**To be done**
Gather the lines below that include the string "results", copying each in full.
---*---
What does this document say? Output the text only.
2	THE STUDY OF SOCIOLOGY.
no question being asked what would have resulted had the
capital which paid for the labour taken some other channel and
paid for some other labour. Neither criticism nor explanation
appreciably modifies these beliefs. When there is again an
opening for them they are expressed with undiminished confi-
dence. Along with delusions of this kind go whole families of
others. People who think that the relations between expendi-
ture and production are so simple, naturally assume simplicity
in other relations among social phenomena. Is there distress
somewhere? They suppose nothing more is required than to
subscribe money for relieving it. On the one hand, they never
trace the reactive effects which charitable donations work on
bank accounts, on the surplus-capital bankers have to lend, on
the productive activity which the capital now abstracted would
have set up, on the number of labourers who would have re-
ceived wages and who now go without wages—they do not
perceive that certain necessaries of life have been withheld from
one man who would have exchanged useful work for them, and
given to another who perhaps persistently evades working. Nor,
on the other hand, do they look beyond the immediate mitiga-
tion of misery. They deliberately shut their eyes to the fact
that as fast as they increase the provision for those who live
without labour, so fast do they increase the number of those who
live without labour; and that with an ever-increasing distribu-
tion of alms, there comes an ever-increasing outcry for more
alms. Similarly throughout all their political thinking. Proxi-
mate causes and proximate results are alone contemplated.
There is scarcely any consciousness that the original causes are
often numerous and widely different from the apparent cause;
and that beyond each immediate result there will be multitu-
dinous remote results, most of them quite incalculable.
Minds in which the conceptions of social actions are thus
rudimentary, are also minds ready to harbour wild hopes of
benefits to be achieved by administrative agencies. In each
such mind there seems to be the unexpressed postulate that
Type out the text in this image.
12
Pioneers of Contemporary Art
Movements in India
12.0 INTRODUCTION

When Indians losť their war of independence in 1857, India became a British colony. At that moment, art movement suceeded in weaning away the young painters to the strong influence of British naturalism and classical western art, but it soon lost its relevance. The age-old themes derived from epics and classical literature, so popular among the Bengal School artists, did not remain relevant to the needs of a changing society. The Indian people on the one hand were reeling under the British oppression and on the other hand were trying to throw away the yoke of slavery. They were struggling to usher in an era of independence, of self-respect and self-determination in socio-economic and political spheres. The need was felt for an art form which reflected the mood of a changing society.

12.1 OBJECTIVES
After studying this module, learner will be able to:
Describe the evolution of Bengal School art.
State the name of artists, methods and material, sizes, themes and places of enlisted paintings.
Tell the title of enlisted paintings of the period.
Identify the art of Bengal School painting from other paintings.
---*---
**Task solution**
mate causes and proximate results are alone contemplated.
dinous remote results, most of them quite incalculable.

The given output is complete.